━━ SUPPLIED MATERIAL
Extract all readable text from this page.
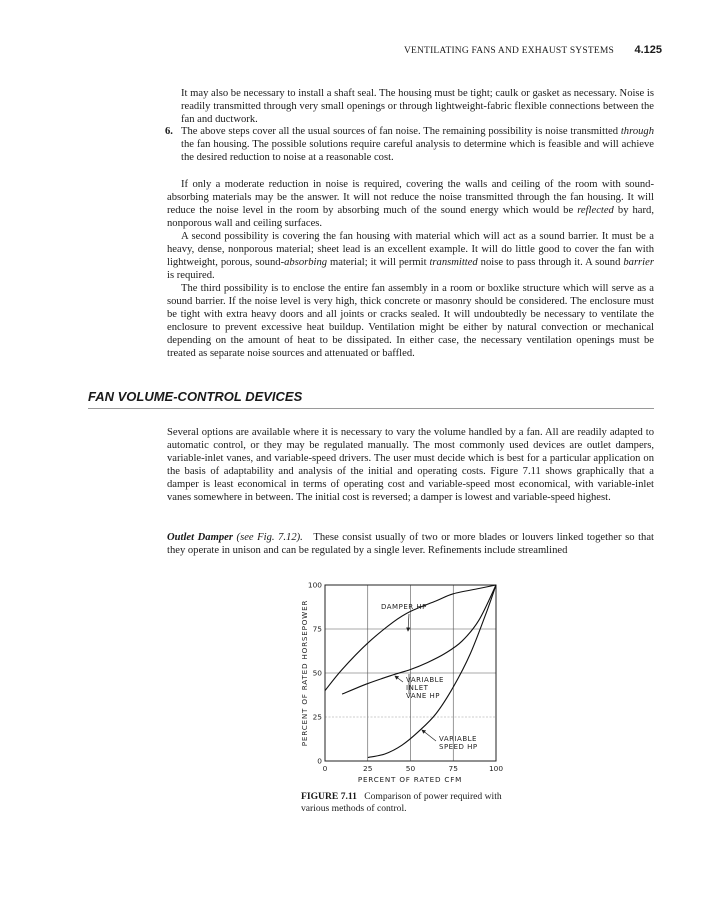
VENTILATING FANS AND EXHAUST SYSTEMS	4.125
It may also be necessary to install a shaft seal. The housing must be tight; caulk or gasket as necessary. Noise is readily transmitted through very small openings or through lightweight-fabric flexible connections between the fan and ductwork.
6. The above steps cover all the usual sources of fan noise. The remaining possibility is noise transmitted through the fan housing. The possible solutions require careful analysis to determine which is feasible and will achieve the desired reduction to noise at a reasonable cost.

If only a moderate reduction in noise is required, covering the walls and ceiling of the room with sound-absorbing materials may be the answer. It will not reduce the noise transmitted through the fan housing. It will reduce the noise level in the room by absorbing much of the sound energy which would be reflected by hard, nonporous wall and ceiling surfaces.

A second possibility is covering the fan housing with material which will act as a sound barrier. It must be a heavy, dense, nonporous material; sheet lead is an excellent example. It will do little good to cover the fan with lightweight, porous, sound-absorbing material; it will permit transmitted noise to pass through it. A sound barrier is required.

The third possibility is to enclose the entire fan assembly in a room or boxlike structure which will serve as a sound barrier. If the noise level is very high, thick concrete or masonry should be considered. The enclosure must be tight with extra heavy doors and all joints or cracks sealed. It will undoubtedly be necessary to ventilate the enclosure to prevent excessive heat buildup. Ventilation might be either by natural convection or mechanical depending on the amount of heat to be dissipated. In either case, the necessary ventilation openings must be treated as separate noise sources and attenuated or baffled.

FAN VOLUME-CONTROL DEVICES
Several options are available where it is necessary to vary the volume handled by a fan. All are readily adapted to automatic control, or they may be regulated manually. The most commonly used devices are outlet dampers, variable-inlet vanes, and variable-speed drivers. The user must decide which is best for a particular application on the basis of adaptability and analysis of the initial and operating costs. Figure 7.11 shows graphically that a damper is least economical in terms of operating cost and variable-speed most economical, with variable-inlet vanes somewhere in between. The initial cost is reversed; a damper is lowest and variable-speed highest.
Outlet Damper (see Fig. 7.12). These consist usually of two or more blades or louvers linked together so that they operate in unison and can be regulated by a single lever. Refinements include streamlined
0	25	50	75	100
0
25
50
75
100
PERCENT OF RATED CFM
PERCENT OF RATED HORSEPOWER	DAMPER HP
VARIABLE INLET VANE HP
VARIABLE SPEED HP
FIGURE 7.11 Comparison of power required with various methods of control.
━━━━
━━ SUPPLIED MATERIAL
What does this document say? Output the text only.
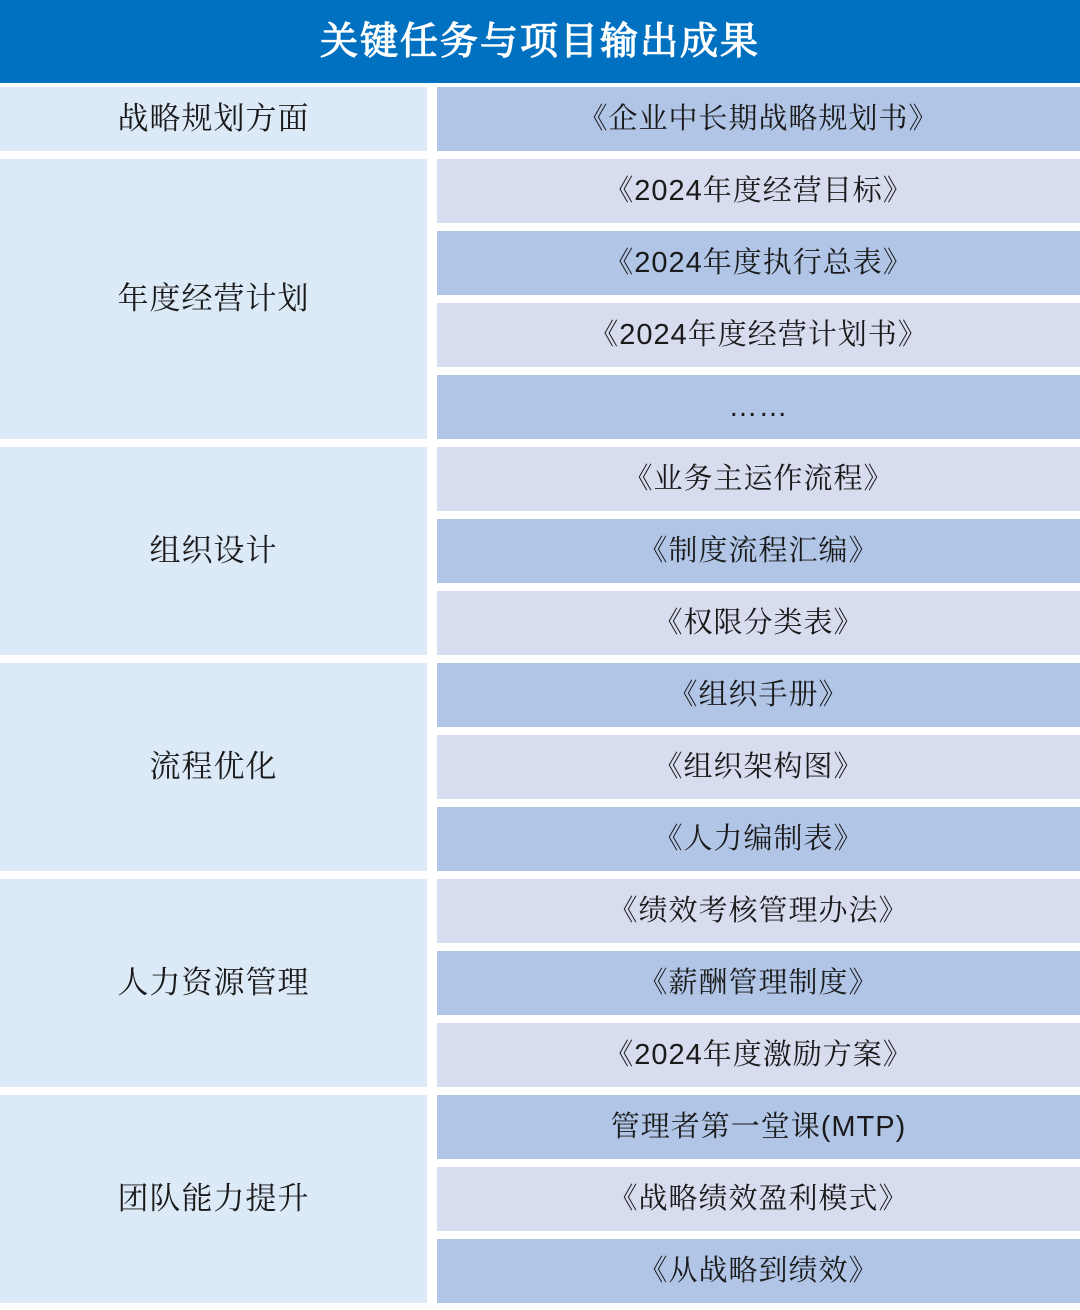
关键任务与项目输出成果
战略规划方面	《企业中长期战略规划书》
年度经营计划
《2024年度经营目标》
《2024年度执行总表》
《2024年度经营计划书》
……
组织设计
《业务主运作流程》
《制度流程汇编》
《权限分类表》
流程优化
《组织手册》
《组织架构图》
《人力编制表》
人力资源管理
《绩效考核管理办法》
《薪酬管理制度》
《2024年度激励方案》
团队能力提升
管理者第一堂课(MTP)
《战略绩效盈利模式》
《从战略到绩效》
━━━━
━━ SUPPLIED MATERIAL
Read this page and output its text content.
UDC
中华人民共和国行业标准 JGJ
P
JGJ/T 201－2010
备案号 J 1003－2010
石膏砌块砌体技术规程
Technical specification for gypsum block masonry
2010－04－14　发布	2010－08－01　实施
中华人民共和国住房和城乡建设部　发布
━━━━
### PROBLEM TO WORK ON
From the listing above, copy out each line where the word "heavy" appears.

### THE ANSWER
A second possibility is covering the fan housing with material which will act as a sound barrier. It must be a heavy, dense, nonporous material; sheet lead is an excellent example. It will do little good to cover the fan with lightweight, porous, sound-absorbing material; it will permit transmitted noise to pass through it. A sound barrier is required.
The third possibility is to enclose the entire fan assembly in a room or boxlike structure which will serve as a sound barrier. If the noise level is very high, thick concrete or masonry should be considered. The enclosure must be tight with extra heavy doors and all joints or cracks sealed. It will undoubtedly be necessary to ventilate the enclosure to prevent excessive heat buildup. Ventilation might be either by natural convection or mechanical depending on the amount of heat to be dissipated. In either case, the necessary ventilation openings must be treated as separate noise sources and attenuated or baffled.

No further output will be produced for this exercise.